*DO THIS:* Return the material exactly as supplied, apart from the pictures, which are omitted.

*LISTED ENTRIES:*
-.-.-

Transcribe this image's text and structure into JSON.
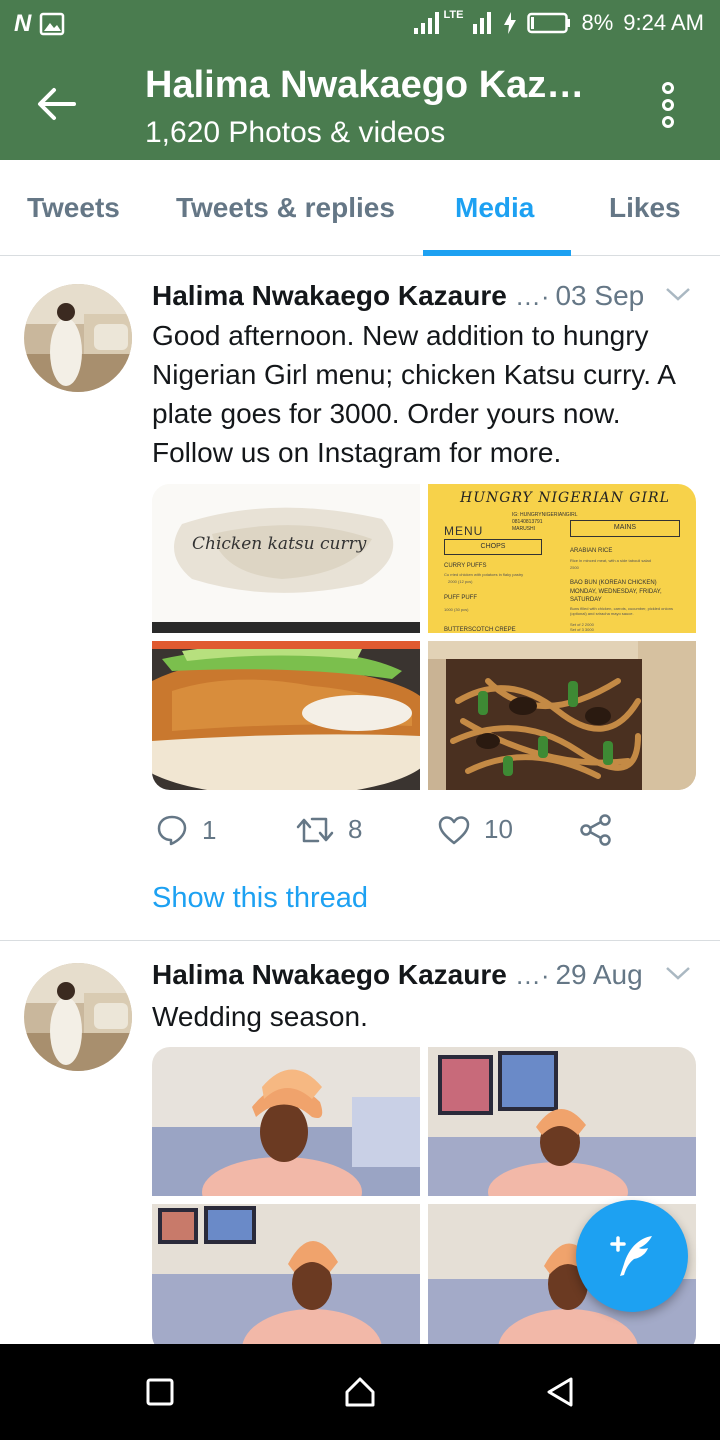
{
  "status_bar": {
    "left_icons": [
      "n-icon",
      "image-icon"
    ],
    "network": "LTE",
    "battery": "8%",
    "time": "9:24 AM"
  },
  "header": {
    "title": "Halima Nwakaego Kaza…",
    "subtitle": "1,620 Photos & videos"
  },
  "tabs": [
    {
      "label": "Tweets",
      "active": false
    },
    {
      "label": "Tweets & replies",
      "active": false
    },
    {
      "label": "Media",
      "active": true
    },
    {
      "label": "Likes",
      "active": false
    }
  ],
  "tweets": [
    {
      "author": "Halima Nwakaego Kazaure",
      "sep": "…·",
      "date": "03 Sep",
      "text": "Good afternoon. New addition to hungry Nigerian Girl menu; chicken Katsu curry. A plate goes for 3000. Order yours now. Follow us on Instagram for more.",
      "media": {
        "img1_text": "Chicken katsu curry",
        "menu_title": "HUNGRY NIGERIAN GIRL",
        "menu_label": "MENU",
        "menu_handle": "IG: HUNGRYNIGERIANGIRL",
        "menu_phone": "08140813791",
        "menu_city": "MARUSHI",
        "chops_label": "CHOPS",
        "mains_label": "MAINS",
        "item_curry_puffs": "CURRY PUFFS",
        "item_curry_puffs_desc": "Cu rried chicken with potatoes in flaky pastry",
        "item_curry_puffs_price": "2000 (12 pcs)",
        "item_puff_puff": "PUFF PUFF",
        "item_puff_puff_price": "1000 (30 pcs)",
        "item_butterscotch": "BUTTERSCOTCH CREPE",
        "item_arabian_rice": "ARABIAN RICE",
        "item_arabian_rice_desc": "Rice in minced meat, with a side tabouli salad",
        "item_arabian_rice_price": "2500",
        "item_bao_bun": "BAO BUN (KOREAN CHICKEN)",
        "item_bao_days": "MONDAY, WEDNESDAY, FRIDAY, SATURDAY",
        "item_bao_desc": "Buns filled with chicken, carrots, cucumber, pickled onions (optional) and sriracha mayo sauce.",
        "item_bao_price_1": "Set of 2 2000",
        "item_bao_price_2": "Set of 3 3000"
      },
      "actions": {
        "replies": "1",
        "retweets": "8",
        "likes": "10"
      },
      "show_thread": "Show this thread"
    },
    {
      "author": "Halima Nwakaego Kazaure",
      "sep": "…·",
      "date": "29 Aug",
      "text": "Wedding season."
    }
  ],
  "colors": {
    "header_bg": "#4a7c4f",
    "accent": "#1da1f2",
    "muted": "#657786"
  }
}
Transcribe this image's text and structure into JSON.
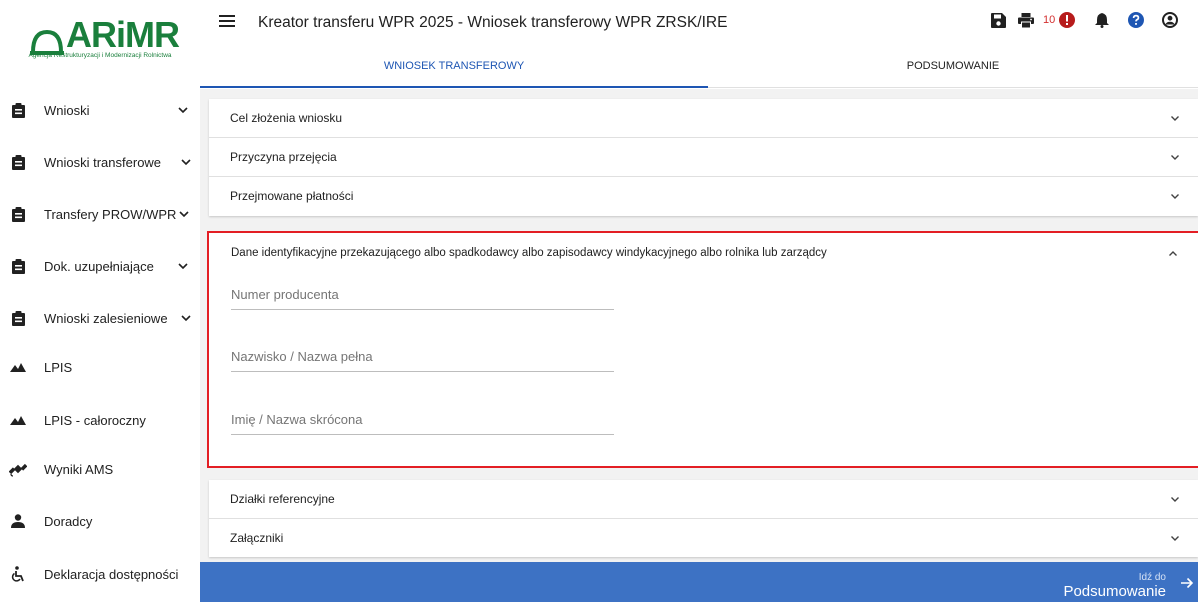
{
  "brand": {
    "name": "ARiMR",
    "subtitle": "Agencja Restrukturyzacji i Modernizacji Rolnictwa",
    "color": "#1a7f3c"
  },
  "header": {
    "title": "Kreator transferu WPR 2025 - Wniosek transferowy WPR ZRSK/IRE",
    "notification_count": "10",
    "icons": [
      "save-icon",
      "print-icon",
      "alert-icon",
      "bell-icon",
      "help-icon",
      "account-icon"
    ]
  },
  "sidebar": {
    "items": [
      {
        "label": "Wnioski",
        "icon": "clipboard-icon",
        "expandable": true
      },
      {
        "label": "Wnioski transferowe",
        "icon": "clipboard-icon",
        "expandable": true
      },
      {
        "label": "Transfery PROW/WPR",
        "icon": "clipboard-icon",
        "expandable": true
      },
      {
        "label": "Dok. uzupełniające",
        "icon": "clipboard-icon",
        "expandable": true
      },
      {
        "label": "Wnioski zalesieniowe",
        "icon": "clipboard-icon",
        "expandable": true
      },
      {
        "label": "LPIS",
        "icon": "terrain-icon",
        "expandable": false
      },
      {
        "label": "LPIS - całoroczny",
        "icon": "terrain-icon",
        "expandable": false
      },
      {
        "label": "Wyniki AMS",
        "icon": "satellite-icon",
        "expandable": false
      },
      {
        "label": "Doradcy",
        "icon": "person-icon",
        "expandable": false
      },
      {
        "label": "Deklaracja dostępności",
        "icon": "accessibility-icon",
        "expandable": false
      }
    ]
  },
  "tabs": [
    {
      "label": "WNIOSEK TRANSFEROWY",
      "active": true
    },
    {
      "label": "PODSUMOWANIE",
      "active": false
    }
  ],
  "sections_top": [
    {
      "label": "Cel złożenia wniosku"
    },
    {
      "label": "Przyczyna przejęcia"
    },
    {
      "label": "Przejmowane płatności"
    }
  ],
  "identification": {
    "title": "Dane identyfikacyjne przekazującego albo spadkodawcy albo zapisodawcy windykacyjnego albo rolnika lub zarządcy",
    "fields": [
      {
        "placeholder": "Numer producenta",
        "value": ""
      },
      {
        "placeholder": "Nazwisko / Nazwa pełna",
        "value": ""
      },
      {
        "placeholder": "Imię / Nazwa skrócona",
        "value": ""
      }
    ]
  },
  "sections_bottom": [
    {
      "label": "Działki referencyjne"
    },
    {
      "label": "Załączniki"
    }
  ],
  "footer": {
    "small": "Idź do",
    "big": "Podsumowanie"
  },
  "colors": {
    "primary": "#1e56b3",
    "footer": "#3d72c4",
    "highlight": "#e31e24",
    "alert": "#b71c1c"
  }
}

-.-.-

*TASK ANSWER:*
Transcribe this image's text and structure into JSON.
{
  "status_bar": {
    "left_icons": [
      "n-icon",
      "image-icon"
    ],
    "network": "LTE",
    "battery": "8%",
    "time": "9:24 AM"
  },
  "header": {
    "title": "Halima Nwakaego Kaza…",
    "subtitle": "1,620 Photos & videos"
  },
  "tabs": [
    {
      "label": "Tweets",
      "active": false
    },
    {
      "label": "Tweets & replies",
      "active": false
    },
    {
      "label": "Media",
      "active": true
    },
    {
      "label": "Likes",
      "active": false
    }
  ],
  "tweets": [
    {
      "author": "Halima Nwakaego Kazaure",
      "sep": "…·",
      "date": "03 Sep",
      "text": "Good afternoon. New addition to hungry Nigerian Girl menu; chicken Katsu curry. A plate goes for 3000. Order yours now. Follow us on Instagram for more.",
      "media": {
        "img1_text": "Chicken katsu curry",
        "menu_title": "HUNGRY NIGERIAN GIRL",
        "menu_label": "MENU",
        "menu_handle": "IG: HUNGRYNIGERIANGIRL",
        "menu_phone": "08140813791",
        "menu_city": "MARUSHI",
        "chops_label": "CHOPS",
        "mains_label": "MAINS",
        "item_curry_puffs": "CURRY PUFFS",
        "item_curry_puffs_desc": "Cu rried chicken with potatoes in flaky pastry",
        "item_curry_puffs_price": "2000 (12 pcs)",
        "item_puff_puff": "PUFF PUFF",
        "item_puff_puff_price": "1000 (30 pcs)",
        "item_butterscotch": "BUTTERSCOTCH CREPE",
        "item_arabian_rice": "ARABIAN RICE",
        "item_arabian_rice_desc": "Rice in minced meat, with a side tabouli salad",
        "item_arabian_rice_price": "2500",
        "item_bao_bun": "BAO BUN (KOREAN CHICKEN)",
        "item_bao_days": "MONDAY, WEDNESDAY, FRIDAY, SATURDAY",
        "item_bao_desc": "Buns filled with chicken, carrots, cucumber, pickled onions (optional) and sriracha mayo sauce.",
        "item_bao_price_1": "Set of 2 2000",
        "item_bao_price_2": "Set of 3 3000"
      },
      "actions": {
        "replies": "1",
        "retweets": "8",
        "likes": "10"
      },
      "show_thread": "Show this thread"
    },
    {
      "author": "Halima Nwakaego Kazaure",
      "sep": "…·",
      "date": "29 Aug",
      "text": "Wedding season."
    }
  ],
  "colors": {
    "header_bg": "#4a7c4f",
    "accent": "#1da1f2",
    "muted": "#657786"
  }
}
Transcribe this image's text and structure into JSON.
{
  "brand": {
    "name": "ARiMR",
    "subtitle": "Agencja Restrukturyzacji i Modernizacji Rolnictwa",
    "color": "#1a7f3c"
  },
  "header": {
    "title": "Kreator transferu WPR 2025 - Wniosek transferowy WPR ZRSK/IRE",
    "notification_count": "10",
    "icons": [
      "save-icon",
      "print-icon",
      "alert-icon",
      "bell-icon",
      "help-icon",
      "account-icon"
    ]
  },
  "sidebar": {
    "items": [
      {
        "label": "Wnioski",
        "icon": "clipboard-icon",
        "expandable": true
      },
      {
        "label": "Wnioski transferowe",
        "icon": "clipboard-icon",
        "expandable": true
      },
      {
        "label": "Transfery PROW/WPR",
        "icon": "clipboard-icon",
        "expandable": true
      },
      {
        "label": "Dok. uzupełniające",
        "icon": "clipboard-icon",
        "expandable": true
      },
      {
        "label": "Wnioski zalesieniowe",
        "icon": "clipboard-icon",
        "expandable": true
      },
      {
        "label": "LPIS",
        "icon": "terrain-icon",
        "expandable": false
      },
      {
        "label": "LPIS - całoroczny",
        "icon": "terrain-icon",
        "expandable": false
      },
      {
        "label": "Wyniki AMS",
        "icon": "satellite-icon",
        "expandable": false
      },
      {
        "label": "Doradcy",
        "icon": "person-icon",
        "expandable": false
      },
      {
        "label": "Deklaracja dostępności",
        "icon": "accessibility-icon",
        "expandable": false
      }
    ]
  },
  "tabs": [
    {
      "label": "WNIOSEK TRANSFEROWY",
      "active": true
    },
    {
      "label": "PODSUMOWANIE",
      "active": false
    }
  ],
  "sections_top": [
    {
      "label": "Cel złożenia wniosku"
    },
    {
      "label": "Przyczyna przejęcia"
    },
    {
      "label": "Przejmowane płatności"
    }
  ],
  "identification": {
    "title": "Dane identyfikacyjne przekazującego albo spadkodawcy albo zapisodawcy windykacyjnego albo rolnika lub zarządcy",
    "fields": [
      {
        "placeholder": "Numer producenta",
        "value": ""
      },
      {
        "placeholder": "Nazwisko / Nazwa pełna",
        "value": ""
      },
      {
        "placeholder": "Imię / Nazwa skrócona",
        "value": ""
      }
    ]
  },
  "sections_bottom": [
    {
      "label": "Działki referencyjne"
    },
    {
      "label": "Załączniki"
    }
  ],
  "footer": {
    "small": "Idź do",
    "big": "Podsumowanie"
  },
  "colors": {
    "primary": "#1e56b3",
    "footer": "#3d72c4",
    "highlight": "#e31e24",
    "alert": "#b71c1c"
  }
}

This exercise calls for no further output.